## REQUIRED WORK
Rewrite the lines of all the items below as a numbered list, skipping blank lines and leaving out the pictures.

## SOURCE MATERIAL
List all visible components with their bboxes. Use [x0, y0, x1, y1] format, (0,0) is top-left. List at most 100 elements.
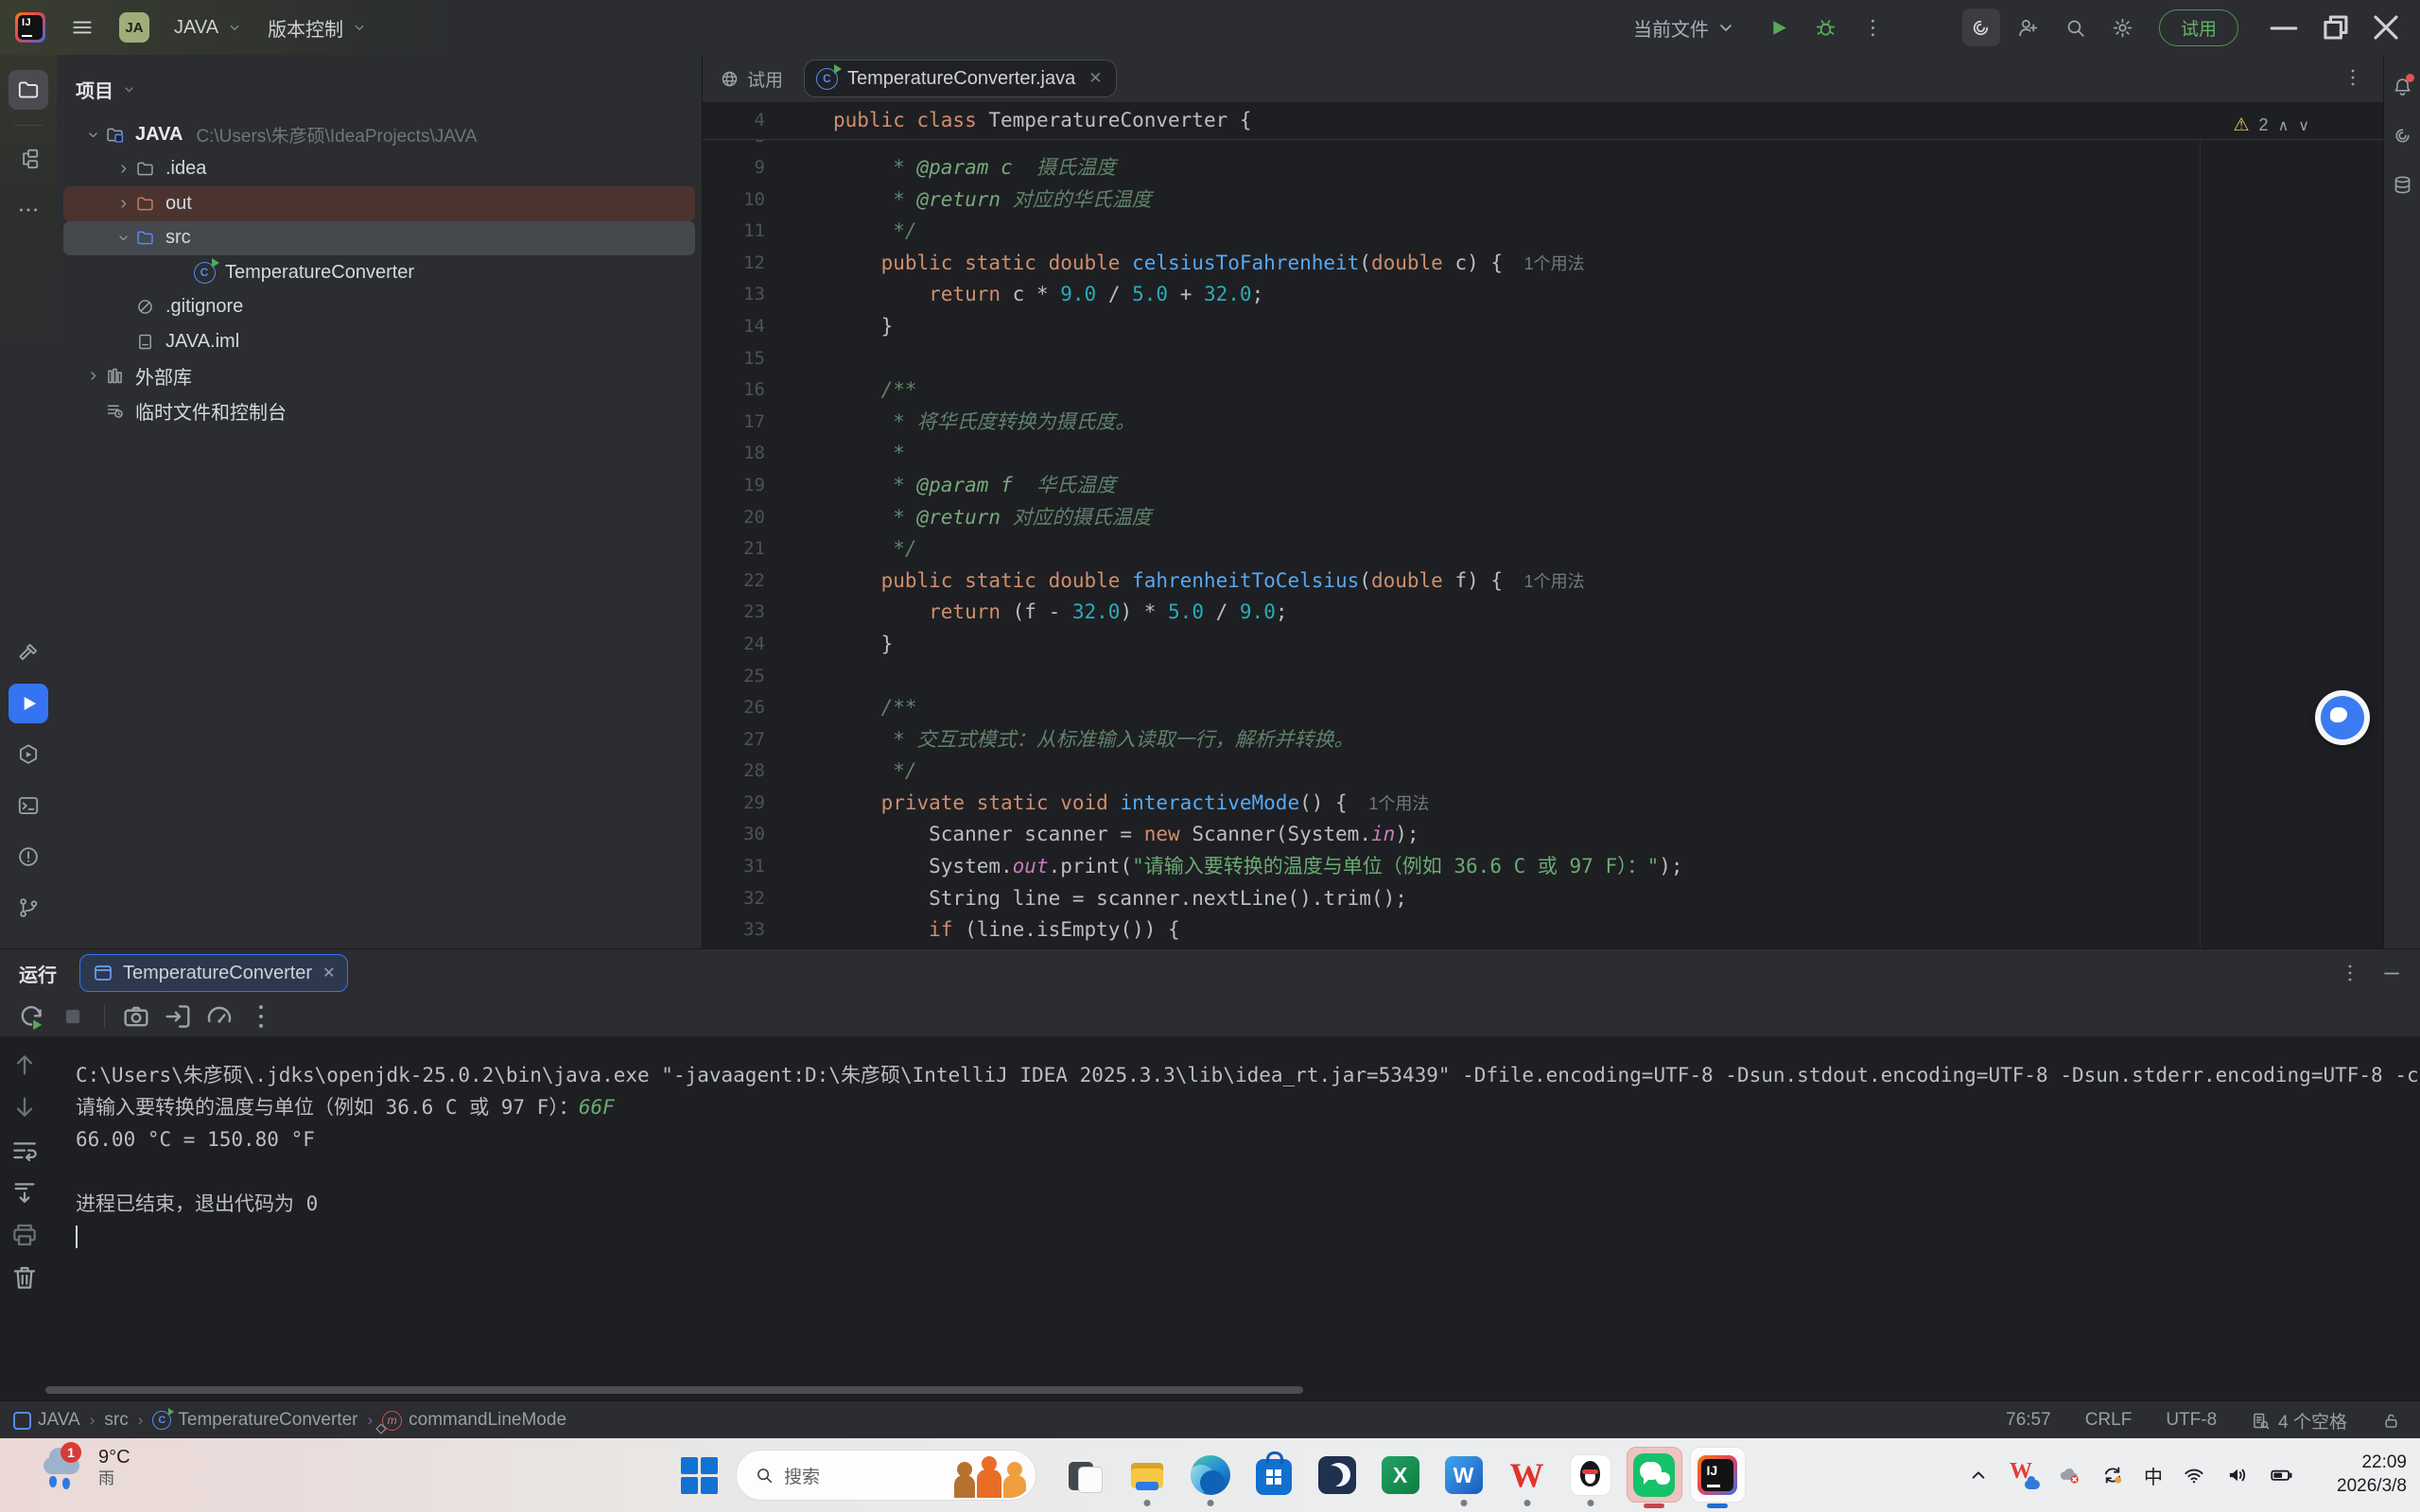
code-line-28[interactable]: 28 */ [703, 756, 2383, 788]
scroll-end-icon[interactable] [9, 1177, 40, 1208]
breadcrumb-item-java[interactable]: JAVA [13, 1410, 80, 1431]
project-avatar[interactable]: JA [119, 12, 149, 43]
file-encoding[interactable]: UTF-8 [2166, 1410, 2217, 1431]
tree-item-java[interactable]: JAVAC:\Users\朱彦硕\IdeaProjects\JAVA [63, 117, 695, 152]
taskbar-app-word[interactable]: W [1432, 1438, 1495, 1512]
trial-badge[interactable]: 试用 [2159, 9, 2238, 46]
chevron-right-icon[interactable] [113, 196, 133, 212]
tree-item-out[interactable]: out [63, 186, 695, 221]
editor-options-kebab-icon[interactable] [2342, 66, 2364, 89]
printer-icon[interactable] [9, 1220, 40, 1250]
readonly-lock-icon[interactable] [2381, 1411, 2401, 1431]
run-tab-temperatureconverter[interactable]: TemperatureConverter ✕ [79, 954, 348, 992]
more-tool-windows-icon[interactable] [9, 190, 48, 230]
main-menu-icon[interactable] [70, 15, 95, 40]
console-output[interactable]: C:\Users\朱彦硕\.jdks\openjdk-25.0.2\bin\ja… [49, 1036, 2420, 1401]
run-options-kebab-icon[interactable] [2339, 962, 2361, 984]
code-line-20[interactable]: 20 * @return 对应的摄氏温度 [703, 502, 2383, 534]
code-line-19[interactable]: 19 * @param f 华氏温度 [703, 470, 2383, 502]
tree-item-java-iml[interactable]: JAVA.iml [63, 324, 695, 359]
structure-tool-button[interactable] [9, 139, 48, 179]
notifications-bell-icon[interactable] [2386, 70, 2418, 102]
code-line-12[interactable]: 12 public static double celsiusToFahrenh… [703, 248, 2383, 280]
code-with-me-button[interactable] [2010, 9, 2047, 46]
chevron-right-icon[interactable] [82, 368, 103, 384]
console-horizontal-scrollbar[interactable] [45, 1386, 1303, 1394]
taskbar-app-qq[interactable] [1558, 1438, 1622, 1512]
trash-icon[interactable] [9, 1262, 40, 1293]
code-line-11[interactable]: 11 */ [703, 216, 2383, 248]
vcs-menu[interactable]: 版本控制 [268, 14, 368, 42]
tray-sync-icon[interactable] [2100, 1463, 2125, 1487]
run-tool-button[interactable] [9, 684, 48, 723]
code-line-10[interactable]: 10 * @return 对应的华氏温度 [703, 184, 2383, 217]
window-restore-button[interactable] [2314, 7, 2356, 48]
editor-tab-group[interactable]: 试用 [703, 66, 804, 92]
breadcrumb-item-temperatureconverter[interactable]: CTemperatureConverter [152, 1410, 357, 1431]
tree-item--gitignore[interactable]: .gitignore [63, 290, 695, 325]
run-config-selector[interactable]: 当前文件 [1633, 14, 1737, 42]
services-tool-button[interactable] [9, 735, 48, 774]
code-line-15[interactable]: 15 [703, 343, 2383, 375]
code-line-31[interactable]: 31 System.out.print("请输入要转换的温度与单位（例如 36.… [703, 851, 2383, 883]
breadcrumb-item-commandlinemode[interactable]: mcommandLineMode [382, 1410, 566, 1431]
chevron-right-icon[interactable] [113, 161, 133, 177]
tray-wps-cloud-icon[interactable]: W [2010, 1461, 2038, 1489]
code-line-32[interactable]: 32 String line = scanner.nextLine().trim… [703, 883, 2383, 915]
tray-onedrive-offline-icon[interactable] [2057, 1463, 2081, 1487]
gauge-button-icon[interactable] [203, 1000, 235, 1033]
ai-assistant-icon[interactable] [2386, 119, 2418, 151]
code-line-17[interactable]: 17 * 将华氏度转换为摄氏度。 [703, 407, 2383, 439]
taskbar-app-intellij-idea[interactable]: IJ [1685, 1438, 1749, 1512]
code-line-18[interactable]: 18 * [703, 438, 2383, 470]
ai-assistant-button[interactable] [1962, 9, 2000, 46]
chevron-down-icon[interactable] [113, 230, 133, 246]
terminal-tool-button[interactable] [9, 786, 48, 826]
line-separator[interactable]: CRLF [2085, 1410, 2133, 1431]
taskbar-app-edge[interactable] [1178, 1438, 1242, 1512]
caret-position[interactable]: 76:57 [2006, 1410, 2051, 1431]
debug-button[interactable] [1807, 9, 1845, 46]
breadcrumb-item-src[interactable]: src [104, 1410, 128, 1431]
database-icon[interactable] [2386, 168, 2418, 200]
code-line-29[interactable]: 29 private static void interactiveMode()… [703, 788, 2383, 820]
arrow-up-icon[interactable] [9, 1050, 40, 1080]
problems-tool-button[interactable] [9, 837, 48, 877]
code-line-27[interactable]: 27 * 交互式模式：从标准输入读取一行，解析并转换。 [703, 724, 2383, 756]
weather-widget[interactable]: 1 9°C 雨 [42, 1446, 131, 1489]
tree-item-src[interactable]: src [63, 221, 695, 256]
version-control-tool-button[interactable] [9, 888, 48, 928]
taskbar-app-wps[interactable]: W [1495, 1438, 1558, 1512]
taskbar-app-navy-app[interactable] [1305, 1438, 1368, 1512]
sticky-line[interactable]: 4public class TemperatureConverter { [703, 103, 2383, 140]
tray-battery-icon[interactable] [2269, 1463, 2293, 1487]
taskbar-app-wechat[interactable] [1622, 1438, 1685, 1512]
code-line-16[interactable]: 16 /** [703, 374, 2383, 407]
tray-chevron-up-icon[interactable] [1966, 1463, 1991, 1487]
code-line-14[interactable]: 14 } [703, 311, 2383, 343]
code-line-25[interactable]: 25 [703, 661, 2383, 693]
soft-wrap-icon[interactable] [9, 1135, 40, 1165]
tree-item--[interactable]: 外部库 [63, 359, 695, 394]
chevron-down-icon[interactable] [82, 127, 103, 143]
code-line-9[interactable]: 9 * @param c 摄氏温度 [703, 152, 2383, 184]
start-button[interactable] [673, 1450, 724, 1501]
taskbar-app-file-explorer[interactable] [1115, 1438, 1178, 1512]
code-line-21[interactable]: 21 */ [703, 533, 2383, 565]
chevron-down-icon[interactable] [121, 81, 137, 97]
project-selector[interactable]: JAVA [174, 17, 243, 39]
code-line-22[interactable]: 22 public static double fahrenheitToCels… [703, 565, 2383, 598]
run-tab-close-icon[interactable]: ✕ [322, 964, 335, 982]
stop-button-icon[interactable] [57, 1000, 89, 1033]
editor-tab-temperatureconverter[interactable]: C TemperatureConverter.java ✕ [804, 60, 1116, 97]
code-line-26[interactable]: 26 /** [703, 692, 2383, 724]
prev-problem-icon[interactable]: ∧ [2278, 116, 2289, 135]
taskbar-app-microsoft-store[interactable] [1242, 1438, 1305, 1512]
rerun-button-icon[interactable] [15, 1000, 47, 1033]
code-line-23[interactable]: 23 return (f - 32.0) * 5.0 / 9.0; [703, 597, 2383, 629]
search-everywhere-button[interactable] [2057, 9, 2095, 46]
indent-setting[interactable]: 4 个空格 [2251, 1408, 2347, 1434]
taskbar-app-excel[interactable]: X [1368, 1438, 1432, 1512]
arrow-down-icon[interactable] [9, 1092, 40, 1122]
inspections-widget[interactable]: ⚠ 2 ∧ ∨ [2234, 114, 2310, 136]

## FULL OUTPUT
1. List all visible components with their bboxes. Use [x0, y0, x1, y1] format, (0,0) is top-left. List at most 100 elements.
2. code-line-28[interactable]: 28 */ [703, 756, 2383, 788]
3. scroll-end-icon[interactable] [9, 1177, 40, 1208]
4. breadcrumb-item-java[interactable]: JAVA [13, 1410, 80, 1431]
5. project-avatar[interactable]: JA [119, 12, 149, 43]
6. file-encoding[interactable]: UTF-8 [2166, 1410, 2217, 1431]
7. tree-item-java[interactable]: JAVAC:\Users\朱彦硕\IdeaProjects\JAVA [63, 117, 695, 152]
8. taskbar-app-word[interactable]: W [1432, 1438, 1495, 1512]
9. trial-badge[interactable]: 试用 [2159, 9, 2238, 46]
10. chevron-right-icon[interactable] [113, 196, 133, 212]
11. tree-item-out[interactable]: out [63, 186, 695, 221]
12. editor-options-kebab-icon[interactable] [2342, 66, 2364, 89]
13. printer-icon[interactable] [9, 1220, 40, 1250]
14. readonly-lock-icon[interactable] [2381, 1411, 2401, 1431]
15. run-tab-temperatureconverter[interactable]: TemperatureConverter ✕ [79, 954, 348, 992]
16. more-tool-windows-icon[interactable] [9, 190, 48, 230]
17. main-menu-icon[interactable] [70, 15, 95, 40]
18. console-output[interactable]: C:\Users\朱彦硕\.jdks\openjdk-25.0.2\bin\ja… [49, 1036, 2420, 1401]
19. run-options-kebab-icon[interactable] [2339, 962, 2361, 984]
20. code-line-20[interactable]: 20 * @return 对应的摄氏温度 [703, 502, 2383, 534]
21. code-line-19[interactable]: 19 * @param f 华氏温度 [703, 470, 2383, 502]
22. tree-item-java-iml[interactable]: JAVA.iml [63, 324, 695, 359]
23. structure-tool-button[interactable] [9, 139, 48, 179]
24. notifications-bell-icon[interactable] [2386, 70, 2418, 102]
25. code-line-12[interactable]: 12 public static double celsiusToFahrenh… [703, 248, 2383, 280]
26. code-with-me-button[interactable] [2010, 9, 2047, 46]
27. chevron-right-icon[interactable] [82, 368, 103, 384]
28. console-horizontal-scrollbar[interactable] [45, 1386, 1303, 1394]
29. taskbar-app-qq[interactable] [1558, 1438, 1622, 1512]
30. trash-icon[interactable] [9, 1262, 40, 1293]
31. code-line-11[interactable]: 11 */ [703, 216, 2383, 248]
32. vcs-menu[interactable]: 版本控制 [268, 14, 368, 42]
33. tray-sync-icon[interactable] [2100, 1463, 2125, 1487]
34. run-tool-button[interactable] [9, 684, 48, 723]
35. code-line-10[interactable]: 10 * @return 对应的华氏温度 [703, 184, 2383, 217]
36. window-restore-button[interactable] [2314, 7, 2356, 48]
37. editor-tab-group[interactable]: 试用 [703, 66, 804, 92]
38. breadcrumb-item-temperatureconverter[interactable]: CTemperatureConverter [152, 1410, 357, 1431]
39. tree-item--gitignore[interactable]: .gitignore [63, 290, 695, 325]
40. run-config-selector[interactable]: 当前文件 [1633, 14, 1737, 42]
41. services-tool-button[interactable] [9, 735, 48, 774]
42. code-line-15[interactable]: 15 [703, 343, 2383, 375]
43. code-line-31[interactable]: 31 System.out.print("请输入要转换的温度与单位（例如 36.… [703, 851, 2383, 883]
44. breadcrumb-item-commandlinemode[interactable]: mcommandLineMode [382, 1410, 566, 1431]
45. chevron-right-icon[interactable] [113, 161, 133, 177]
46. tray-wps-cloud-icon[interactable]: W [2010, 1461, 2038, 1489]
47. code-line-32[interactable]: 32 String line = scanner.nextLine().trim… [703, 883, 2383, 915]
48. tray-onedrive-offline-icon[interactable] [2057, 1463, 2081, 1487]
49. gauge-button-icon[interactable] [203, 1000, 235, 1033]
50. ai-assistant-icon[interactable] [2386, 119, 2418, 151]
51. code-line-17[interactable]: 17 * 将华氏度转换为摄氏度。 [703, 407, 2383, 439]
52. taskbar-app-intellij-idea[interactable]: IJ [1685, 1438, 1749, 1512]
53. code-line-18[interactable]: 18 * [703, 438, 2383, 470]
54. ai-assistant-button[interactable] [1962, 9, 2000, 46]
55. chevron-down-icon[interactable] [113, 230, 133, 246]
56. terminal-tool-button[interactable] [9, 786, 48, 826]
57. line-separator[interactable]: CRLF [2085, 1410, 2133, 1431]
58. taskbar-app-edge[interactable] [1178, 1438, 1242, 1512]
59. caret-position[interactable]: 76:57 [2006, 1410, 2051, 1431]
60. debug-button[interactable] [1807, 9, 1845, 46]
61. breadcrumb-item-src[interactable]: src [104, 1410, 128, 1431]
62. database-icon[interactable] [2386, 168, 2418, 200]
63. code-line-29[interactable]: 29 private static void interactiveMode()… [703, 788, 2383, 820]
64. arrow-up-icon[interactable] [9, 1050, 40, 1080]
65. problems-tool-button[interactable] [9, 837, 48, 877]
66. code-line-27[interactable]: 27 * 交互式模式：从标准输入读取一行，解析并转换。 [703, 724, 2383, 756]
67. weather-widget[interactable]: 1 9°C 雨 [42, 1446, 131, 1489]
68. tree-item-src[interactable]: src [63, 221, 695, 256]
69. version-control-tool-button[interactable] [9, 888, 48, 928]
70. taskbar-app-wps[interactable]: W [1495, 1438, 1558, 1512]
71. taskbar-app-navy-app[interactable] [1305, 1438, 1368, 1512]
72. sticky-line[interactable]: 4public class TemperatureConverter { [703, 103, 2383, 140]
73. tray-battery-icon[interactable] [2269, 1463, 2293, 1487]
74. taskbar-app-wechat[interactable] [1622, 1438, 1685, 1512]
75. code-line-16[interactable]: 16 /** [703, 374, 2383, 407]
76. tray-chevron-up-icon[interactable] [1966, 1463, 1991, 1487]
77. code-line-14[interactable]: 14 } [703, 311, 2383, 343]
78. code-line-25[interactable]: 25 [703, 661, 2383, 693]
79. soft-wrap-icon[interactable] [9, 1135, 40, 1165]
80. tree-item--[interactable]: 外部库 [63, 359, 695, 394]
81. chevron-down-icon[interactable] [82, 127, 103, 143]
82. code-line-9[interactable]: 9 * @param c 摄氏温度 [703, 152, 2383, 184]
83. start-button[interactable] [673, 1450, 724, 1501]
84. taskbar-app-file-explorer[interactable] [1115, 1438, 1178, 1512]
85. code-line-21[interactable]: 21 */ [703, 533, 2383, 565]
86. chevron-down-icon[interactable] [121, 81, 137, 97]
87. project-selector[interactable]: JAVA [174, 17, 243, 39]
88. code-line-22[interactable]: 22 public static double fahrenheitToCels… [703, 565, 2383, 598]
89. run-tab-close-icon[interactable]: ✕ [322, 964, 335, 982]
90. stop-button-icon[interactable] [57, 1000, 89, 1033]
91. editor-tab-temperatureconverter[interactable]: C TemperatureConverter.java ✕ [804, 60, 1116, 97]
92. code-line-26[interactable]: 26 /** [703, 692, 2383, 724]
93. prev-problem-icon[interactable]: ∧ [2278, 116, 2289, 135]
94. taskbar-app-microsoft-store[interactable] [1242, 1438, 1305, 1512]
95. rerun-button-icon[interactable] [15, 1000, 47, 1033]
96. code-line-23[interactable]: 23 return (f - 32.0) * 5.0 / 9.0; [703, 597, 2383, 629]
97. search-everywhere-button[interactable] [2057, 9, 2095, 46]
98. indent-setting[interactable]: 4 个空格 [2251, 1408, 2347, 1434]
99. taskbar-app-excel[interactable]: X [1368, 1438, 1432, 1512]
100. arrow-down-icon[interactable] [9, 1092, 40, 1122]
101. inspections-widget[interactable]: ⚠ 2 ∧ ∨ [2234, 114, 2310, 136]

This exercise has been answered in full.